**SUPPLIED RECORDS**
--*--
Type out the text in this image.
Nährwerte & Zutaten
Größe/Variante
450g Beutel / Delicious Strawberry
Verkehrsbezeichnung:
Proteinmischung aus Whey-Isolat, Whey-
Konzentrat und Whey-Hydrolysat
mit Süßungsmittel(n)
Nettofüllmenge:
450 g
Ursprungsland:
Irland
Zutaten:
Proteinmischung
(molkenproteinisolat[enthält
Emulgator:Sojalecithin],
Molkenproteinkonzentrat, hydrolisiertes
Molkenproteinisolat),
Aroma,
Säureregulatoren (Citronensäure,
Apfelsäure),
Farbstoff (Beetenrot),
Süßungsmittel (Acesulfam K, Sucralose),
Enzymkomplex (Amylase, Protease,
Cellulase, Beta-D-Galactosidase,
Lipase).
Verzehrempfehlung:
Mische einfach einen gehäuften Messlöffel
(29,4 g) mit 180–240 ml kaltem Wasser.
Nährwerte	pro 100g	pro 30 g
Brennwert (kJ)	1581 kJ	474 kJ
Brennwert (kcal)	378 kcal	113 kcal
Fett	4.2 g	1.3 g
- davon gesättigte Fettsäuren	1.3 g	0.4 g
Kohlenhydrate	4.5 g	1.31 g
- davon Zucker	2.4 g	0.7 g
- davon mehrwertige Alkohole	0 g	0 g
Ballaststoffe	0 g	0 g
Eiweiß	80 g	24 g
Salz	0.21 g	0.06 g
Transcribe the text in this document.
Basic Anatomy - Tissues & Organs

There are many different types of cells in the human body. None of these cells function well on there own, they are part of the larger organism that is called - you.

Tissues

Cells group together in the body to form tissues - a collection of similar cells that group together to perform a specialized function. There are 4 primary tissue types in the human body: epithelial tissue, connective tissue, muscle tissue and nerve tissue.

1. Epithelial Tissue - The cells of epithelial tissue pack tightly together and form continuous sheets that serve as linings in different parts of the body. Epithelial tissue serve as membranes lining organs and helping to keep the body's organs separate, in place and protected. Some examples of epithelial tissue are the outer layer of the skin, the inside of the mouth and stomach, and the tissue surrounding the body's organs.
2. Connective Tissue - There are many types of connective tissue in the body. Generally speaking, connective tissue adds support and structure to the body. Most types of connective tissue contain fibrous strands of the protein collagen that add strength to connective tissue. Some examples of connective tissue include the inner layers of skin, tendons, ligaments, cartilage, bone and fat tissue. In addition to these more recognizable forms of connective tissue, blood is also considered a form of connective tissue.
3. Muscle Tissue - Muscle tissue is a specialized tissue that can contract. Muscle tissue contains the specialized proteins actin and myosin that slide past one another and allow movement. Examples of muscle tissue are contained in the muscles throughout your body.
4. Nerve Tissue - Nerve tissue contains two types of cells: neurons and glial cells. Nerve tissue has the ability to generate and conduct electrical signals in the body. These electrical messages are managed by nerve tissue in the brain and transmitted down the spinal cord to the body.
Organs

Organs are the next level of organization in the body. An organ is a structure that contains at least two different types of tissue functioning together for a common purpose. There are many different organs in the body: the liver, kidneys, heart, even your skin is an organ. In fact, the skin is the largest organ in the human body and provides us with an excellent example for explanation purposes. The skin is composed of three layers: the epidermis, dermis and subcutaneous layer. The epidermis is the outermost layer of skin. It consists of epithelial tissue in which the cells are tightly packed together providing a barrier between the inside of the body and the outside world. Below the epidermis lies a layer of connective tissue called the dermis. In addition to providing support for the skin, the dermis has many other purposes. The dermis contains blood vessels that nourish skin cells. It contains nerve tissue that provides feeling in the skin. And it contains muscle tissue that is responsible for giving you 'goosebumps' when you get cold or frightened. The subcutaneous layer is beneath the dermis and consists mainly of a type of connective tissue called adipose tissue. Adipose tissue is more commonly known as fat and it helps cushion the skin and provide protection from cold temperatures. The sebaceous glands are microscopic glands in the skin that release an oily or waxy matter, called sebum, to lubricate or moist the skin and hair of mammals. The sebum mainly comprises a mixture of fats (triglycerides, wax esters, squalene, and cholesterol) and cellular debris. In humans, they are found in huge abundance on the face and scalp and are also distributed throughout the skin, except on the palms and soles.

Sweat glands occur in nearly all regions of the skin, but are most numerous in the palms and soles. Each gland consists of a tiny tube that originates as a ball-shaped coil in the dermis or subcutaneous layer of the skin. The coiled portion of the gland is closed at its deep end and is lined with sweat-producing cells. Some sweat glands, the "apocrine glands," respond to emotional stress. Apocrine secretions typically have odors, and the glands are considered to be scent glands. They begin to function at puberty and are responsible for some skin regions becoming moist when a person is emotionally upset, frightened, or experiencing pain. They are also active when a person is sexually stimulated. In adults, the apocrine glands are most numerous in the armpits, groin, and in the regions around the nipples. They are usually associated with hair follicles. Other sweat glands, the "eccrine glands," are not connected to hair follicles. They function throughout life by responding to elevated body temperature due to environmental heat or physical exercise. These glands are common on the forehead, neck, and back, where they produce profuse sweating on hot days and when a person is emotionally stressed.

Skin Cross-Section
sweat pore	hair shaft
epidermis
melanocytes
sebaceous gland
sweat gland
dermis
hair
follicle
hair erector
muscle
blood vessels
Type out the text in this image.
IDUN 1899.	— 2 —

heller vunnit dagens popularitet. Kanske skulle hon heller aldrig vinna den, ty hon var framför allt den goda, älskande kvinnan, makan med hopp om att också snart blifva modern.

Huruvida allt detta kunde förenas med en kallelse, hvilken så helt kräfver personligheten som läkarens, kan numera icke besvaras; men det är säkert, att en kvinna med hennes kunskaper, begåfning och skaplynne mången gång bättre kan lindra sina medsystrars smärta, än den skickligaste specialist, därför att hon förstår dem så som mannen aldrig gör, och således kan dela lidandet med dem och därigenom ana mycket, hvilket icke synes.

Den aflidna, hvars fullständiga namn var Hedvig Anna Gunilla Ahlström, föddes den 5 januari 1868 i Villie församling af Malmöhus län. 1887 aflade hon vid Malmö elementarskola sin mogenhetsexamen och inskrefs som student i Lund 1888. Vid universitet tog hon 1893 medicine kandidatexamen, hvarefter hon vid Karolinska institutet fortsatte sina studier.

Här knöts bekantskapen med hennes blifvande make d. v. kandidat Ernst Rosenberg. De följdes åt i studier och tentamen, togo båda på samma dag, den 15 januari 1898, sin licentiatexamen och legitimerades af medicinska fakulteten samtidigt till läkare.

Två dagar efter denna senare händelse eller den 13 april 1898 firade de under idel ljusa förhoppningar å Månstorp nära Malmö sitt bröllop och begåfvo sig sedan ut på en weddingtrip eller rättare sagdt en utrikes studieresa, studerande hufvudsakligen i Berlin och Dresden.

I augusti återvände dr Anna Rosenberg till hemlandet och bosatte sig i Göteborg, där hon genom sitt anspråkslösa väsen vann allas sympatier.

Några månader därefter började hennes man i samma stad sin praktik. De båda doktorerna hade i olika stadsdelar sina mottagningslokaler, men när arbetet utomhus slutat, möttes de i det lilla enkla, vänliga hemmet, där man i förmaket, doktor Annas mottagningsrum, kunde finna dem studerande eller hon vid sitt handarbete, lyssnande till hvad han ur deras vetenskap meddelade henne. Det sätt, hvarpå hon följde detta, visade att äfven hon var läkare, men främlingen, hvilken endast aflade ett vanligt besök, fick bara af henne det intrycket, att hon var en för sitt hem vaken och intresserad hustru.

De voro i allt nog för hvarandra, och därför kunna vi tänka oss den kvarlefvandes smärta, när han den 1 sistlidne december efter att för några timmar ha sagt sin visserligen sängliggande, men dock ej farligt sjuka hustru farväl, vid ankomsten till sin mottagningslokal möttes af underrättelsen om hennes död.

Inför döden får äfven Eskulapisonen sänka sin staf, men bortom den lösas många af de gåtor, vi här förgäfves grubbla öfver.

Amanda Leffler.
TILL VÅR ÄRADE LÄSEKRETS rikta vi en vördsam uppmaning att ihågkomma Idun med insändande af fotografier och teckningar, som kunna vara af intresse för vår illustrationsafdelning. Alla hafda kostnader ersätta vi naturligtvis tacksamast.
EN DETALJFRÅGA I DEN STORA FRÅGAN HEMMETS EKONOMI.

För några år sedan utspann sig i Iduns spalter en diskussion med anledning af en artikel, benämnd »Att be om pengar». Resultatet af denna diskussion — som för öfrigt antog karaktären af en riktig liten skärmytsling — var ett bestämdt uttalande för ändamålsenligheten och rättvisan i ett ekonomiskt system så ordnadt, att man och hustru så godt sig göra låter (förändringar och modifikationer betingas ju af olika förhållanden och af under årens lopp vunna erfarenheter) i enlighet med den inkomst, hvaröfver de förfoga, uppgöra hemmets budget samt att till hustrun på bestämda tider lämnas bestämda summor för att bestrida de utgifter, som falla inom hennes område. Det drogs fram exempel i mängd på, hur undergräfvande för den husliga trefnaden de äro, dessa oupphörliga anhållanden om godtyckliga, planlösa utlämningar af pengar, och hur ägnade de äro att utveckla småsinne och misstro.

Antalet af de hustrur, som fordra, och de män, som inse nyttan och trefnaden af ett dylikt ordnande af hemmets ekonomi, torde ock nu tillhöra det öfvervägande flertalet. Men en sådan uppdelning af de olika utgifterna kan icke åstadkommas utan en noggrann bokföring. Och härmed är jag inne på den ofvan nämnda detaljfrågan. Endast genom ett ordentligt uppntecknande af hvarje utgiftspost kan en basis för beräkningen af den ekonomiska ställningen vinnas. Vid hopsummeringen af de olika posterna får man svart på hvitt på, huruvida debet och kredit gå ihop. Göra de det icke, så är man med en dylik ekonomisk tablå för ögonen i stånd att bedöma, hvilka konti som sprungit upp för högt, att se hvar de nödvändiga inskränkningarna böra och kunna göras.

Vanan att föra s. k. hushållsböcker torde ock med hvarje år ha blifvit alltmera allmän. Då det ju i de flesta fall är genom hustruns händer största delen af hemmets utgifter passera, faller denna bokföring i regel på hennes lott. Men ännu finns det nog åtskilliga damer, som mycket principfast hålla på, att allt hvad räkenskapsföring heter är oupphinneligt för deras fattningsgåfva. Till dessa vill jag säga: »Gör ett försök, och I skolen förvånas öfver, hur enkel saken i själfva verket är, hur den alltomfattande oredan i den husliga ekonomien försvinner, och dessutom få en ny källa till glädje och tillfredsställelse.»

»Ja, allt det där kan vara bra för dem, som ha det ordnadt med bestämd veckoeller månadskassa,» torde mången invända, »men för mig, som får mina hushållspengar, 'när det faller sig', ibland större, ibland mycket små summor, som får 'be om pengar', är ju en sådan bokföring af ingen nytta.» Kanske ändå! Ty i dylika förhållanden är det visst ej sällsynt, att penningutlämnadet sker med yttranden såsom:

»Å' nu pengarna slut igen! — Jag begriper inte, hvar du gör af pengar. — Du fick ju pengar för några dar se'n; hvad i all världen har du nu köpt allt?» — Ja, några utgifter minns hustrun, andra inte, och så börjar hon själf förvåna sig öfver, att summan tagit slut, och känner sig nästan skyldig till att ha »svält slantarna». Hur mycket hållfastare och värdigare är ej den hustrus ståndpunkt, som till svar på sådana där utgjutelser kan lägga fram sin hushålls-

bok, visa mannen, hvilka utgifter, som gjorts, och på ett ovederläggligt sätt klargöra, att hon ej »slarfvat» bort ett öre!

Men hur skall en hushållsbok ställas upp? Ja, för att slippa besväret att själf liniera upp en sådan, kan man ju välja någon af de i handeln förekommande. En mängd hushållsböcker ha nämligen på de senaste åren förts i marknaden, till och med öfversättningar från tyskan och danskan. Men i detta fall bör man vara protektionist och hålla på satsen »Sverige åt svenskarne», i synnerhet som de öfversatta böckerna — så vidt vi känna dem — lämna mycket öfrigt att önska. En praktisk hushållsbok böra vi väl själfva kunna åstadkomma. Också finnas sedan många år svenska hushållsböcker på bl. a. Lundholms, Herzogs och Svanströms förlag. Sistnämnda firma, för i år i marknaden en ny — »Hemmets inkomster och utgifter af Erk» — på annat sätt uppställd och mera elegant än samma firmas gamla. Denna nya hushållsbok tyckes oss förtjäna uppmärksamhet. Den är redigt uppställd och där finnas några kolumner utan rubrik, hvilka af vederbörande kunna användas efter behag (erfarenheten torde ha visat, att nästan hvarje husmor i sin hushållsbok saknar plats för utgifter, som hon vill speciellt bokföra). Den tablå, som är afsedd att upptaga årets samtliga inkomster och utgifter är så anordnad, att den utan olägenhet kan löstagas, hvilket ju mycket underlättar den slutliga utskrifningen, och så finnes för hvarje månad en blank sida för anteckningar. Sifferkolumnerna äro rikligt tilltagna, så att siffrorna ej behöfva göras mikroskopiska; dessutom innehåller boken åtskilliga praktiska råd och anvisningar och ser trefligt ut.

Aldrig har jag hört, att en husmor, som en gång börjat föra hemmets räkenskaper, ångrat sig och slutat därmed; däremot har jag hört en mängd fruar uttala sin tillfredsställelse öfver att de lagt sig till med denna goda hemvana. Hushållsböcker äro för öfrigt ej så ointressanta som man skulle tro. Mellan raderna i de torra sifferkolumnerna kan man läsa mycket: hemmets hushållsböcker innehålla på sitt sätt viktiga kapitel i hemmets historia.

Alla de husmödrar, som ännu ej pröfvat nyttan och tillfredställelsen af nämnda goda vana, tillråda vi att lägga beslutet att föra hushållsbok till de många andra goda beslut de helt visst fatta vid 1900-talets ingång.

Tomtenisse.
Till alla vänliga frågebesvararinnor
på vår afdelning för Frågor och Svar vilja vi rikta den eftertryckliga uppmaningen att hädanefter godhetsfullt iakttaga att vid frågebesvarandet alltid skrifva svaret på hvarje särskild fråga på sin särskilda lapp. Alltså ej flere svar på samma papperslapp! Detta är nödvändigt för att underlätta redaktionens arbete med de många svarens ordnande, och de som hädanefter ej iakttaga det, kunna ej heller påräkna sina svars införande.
--*--
**WORK REQUIRED**
Give only the count of lines in the listing that contain the string "Süßungsmittel".

**COMPLETED TASK**
2